* [Do this] Return all lines with the word "Campaigns" in them.

* [Extracted information]

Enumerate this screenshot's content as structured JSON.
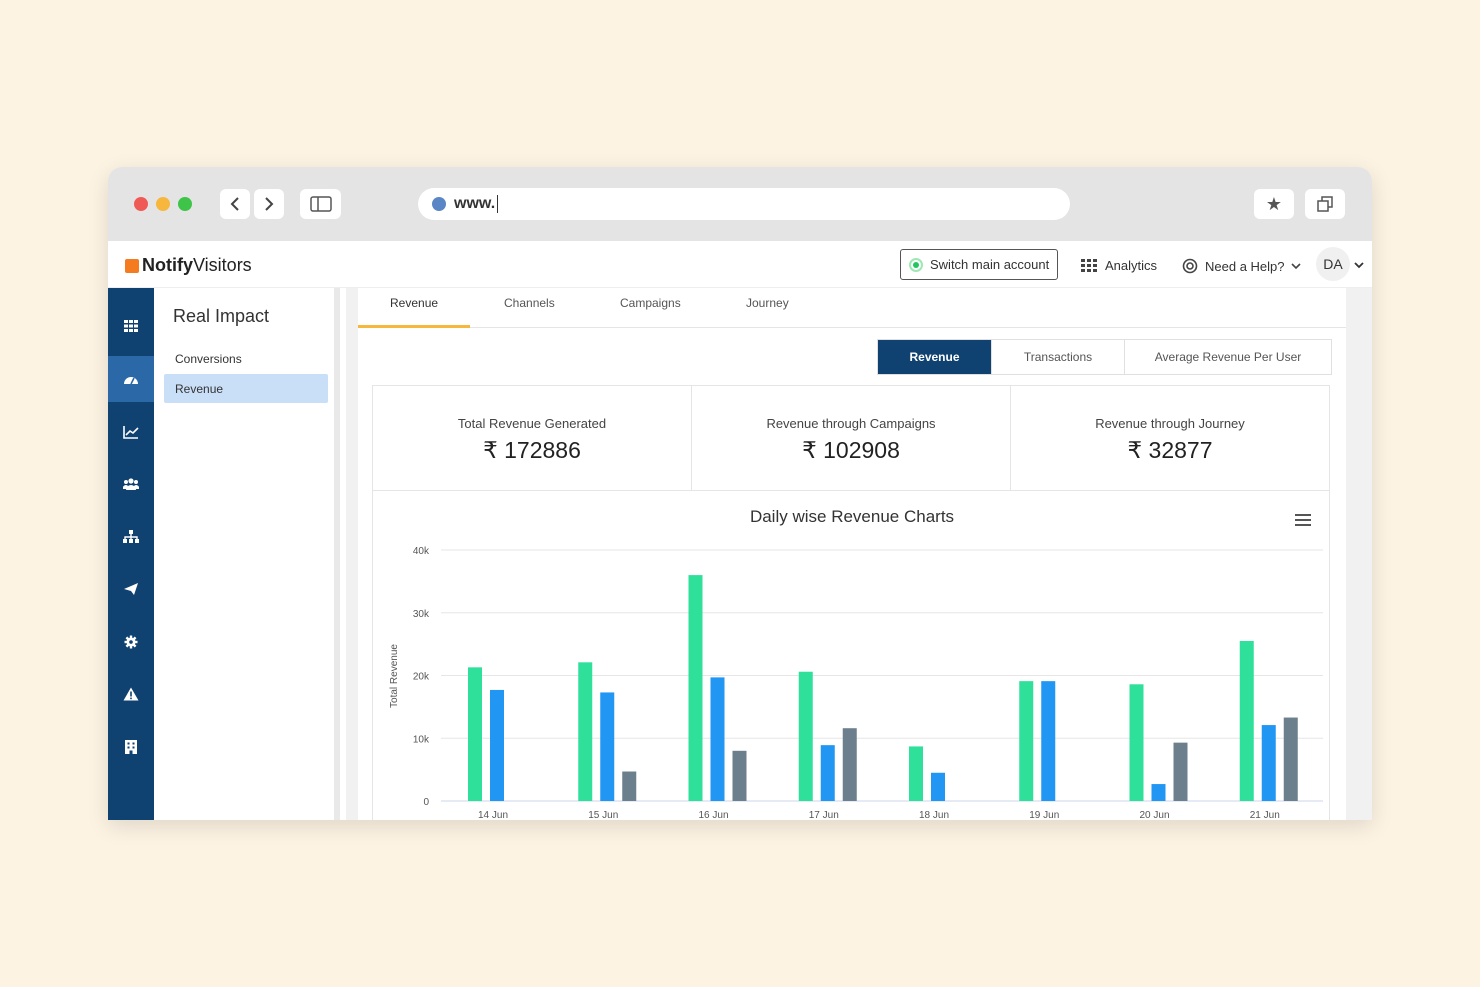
{
  "browser": {
    "url": "www."
  },
  "app": {
    "logo_bold": "Notify",
    "logo_rest": "Visitors",
    "switch_label": "Switch main account",
    "analytics_label": "Analytics",
    "help_label": "Need a Help?",
    "user_initials": "DA"
  },
  "rail": {
    "icons": [
      "grid-icon",
      "dashboard-icon",
      "line-chart-icon",
      "users-icon",
      "sitemap-icon",
      "send-icon",
      "settings-icon",
      "alert-icon",
      "building-icon"
    ]
  },
  "sidebar": {
    "title": "Real Impact",
    "items": [
      {
        "label": "Conversions"
      },
      {
        "label": "Revenue"
      }
    ]
  },
  "tabs": [
    {
      "label": "Revenue"
    },
    {
      "label": "Channels"
    },
    {
      "label": "Campaigns"
    },
    {
      "label": "Journey"
    }
  ],
  "segment": [
    {
      "label": "Revenue"
    },
    {
      "label": "Transactions"
    },
    {
      "label": "Average Revenue Per User"
    }
  ],
  "stats": [
    {
      "label": "Total Revenue Generated",
      "value": "₹ 172886"
    },
    {
      "label": "Revenue through Campaigns",
      "value": "₹ 102908"
    },
    {
      "label": "Revenue through Journey",
      "value": "₹ 32877"
    }
  ],
  "colors": {
    "accent": "#0f4171",
    "tab_underline": "#f6b73c"
  },
  "chart_data": {
    "type": "bar",
    "title": "Daily wise Revenue Charts",
    "ylabel": "Total Revenue",
    "xlabel": "",
    "ylim": [
      0,
      40000
    ],
    "yticks": [
      0,
      10000,
      20000,
      30000,
      40000
    ],
    "ytick_labels": [
      "0",
      "10k",
      "20k",
      "30k",
      "40k"
    ],
    "categories": [
      "14 Jun",
      "15 Jun",
      "16 Jun",
      "17 Jun",
      "18 Jun",
      "19 Jun",
      "20 Jun",
      "21 Jun"
    ],
    "series": [
      {
        "color": "#2ee09a",
        "values": [
          21300,
          22100,
          36000,
          20600,
          8700,
          19100,
          18600,
          25500
        ]
      },
      {
        "color": "#2196f3",
        "values": [
          17700,
          17300,
          19700,
          8900,
          4500,
          19100,
          2700,
          12100
        ]
      },
      {
        "color": "#6c7f8c",
        "values": [
          0,
          4700,
          8000,
          11600,
          0,
          0,
          9300,
          13300
        ]
      }
    ],
    "grid": true,
    "legend": "none"
  }
}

* [Finished task]
      "label": "Campaigns"
      "label": "Revenue through Campaigns",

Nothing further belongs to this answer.